> WHAT TO WORK ON:
Below are records to repeat exactly. Omit the pictures from the copy.

[Stored dataset items]
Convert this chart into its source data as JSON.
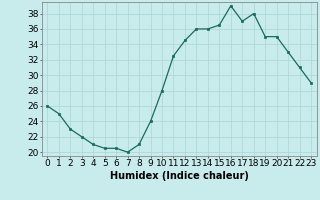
{
  "x": [
    0,
    1,
    2,
    3,
    4,
    5,
    6,
    7,
    8,
    9,
    10,
    11,
    12,
    13,
    14,
    15,
    16,
    17,
    18,
    19,
    20,
    21,
    22,
    23
  ],
  "y": [
    26,
    25,
    23,
    22,
    21,
    20.5,
    20.5,
    20,
    21,
    24,
    28,
    32.5,
    34.5,
    36,
    36,
    36.5,
    39,
    37,
    38,
    35,
    35,
    33,
    31,
    29
  ],
  "line_color": "#1a6b5a",
  "marker_color": "#1a6b5a",
  "bg_color": "#c8ecec",
  "grid_color": "#b0d8d8",
  "xlabel": "Humidex (Indice chaleur)",
  "ylim": [
    19.5,
    39.5
  ],
  "xlim": [
    -0.5,
    23.5
  ],
  "yticks": [
    20,
    22,
    24,
    26,
    28,
    30,
    32,
    34,
    36,
    38
  ],
  "xticks": [
    0,
    1,
    2,
    3,
    4,
    5,
    6,
    7,
    8,
    9,
    10,
    11,
    12,
    13,
    14,
    15,
    16,
    17,
    18,
    19,
    20,
    21,
    22,
    23
  ],
  "xlabel_fontsize": 7,
  "tick_fontsize": 6.5
}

> THE REPLY:
Convert this chart into its source data as JSON.
{
  "x": [
    0,
    1,
    2,
    3,
    4,
    5,
    6,
    7,
    8,
    9,
    10,
    11,
    12,
    13,
    14,
    15,
    16,
    17,
    18,
    19,
    20,
    21,
    22,
    23
  ],
  "y": [
    26,
    25,
    23,
    22,
    21,
    20.5,
    20.5,
    20,
    21,
    24,
    28,
    32.5,
    34.5,
    36,
    36,
    36.5,
    39,
    37,
    38,
    35,
    35,
    33,
    31,
    29
  ],
  "line_color": "#1a6b5a",
  "marker_color": "#1a6b5a",
  "bg_color": "#c8ecec",
  "grid_color": "#b0d8d8",
  "xlabel": "Humidex (Indice chaleur)",
  "ylim": [
    19.5,
    39.5
  ],
  "xlim": [
    -0.5,
    23.5
  ],
  "yticks": [
    20,
    22,
    24,
    26,
    28,
    30,
    32,
    34,
    36,
    38
  ],
  "xticks": [
    0,
    1,
    2,
    3,
    4,
    5,
    6,
    7,
    8,
    9,
    10,
    11,
    12,
    13,
    14,
    15,
    16,
    17,
    18,
    19,
    20,
    21,
    22,
    23
  ],
  "xlabel_fontsize": 7,
  "tick_fontsize": 6.5
}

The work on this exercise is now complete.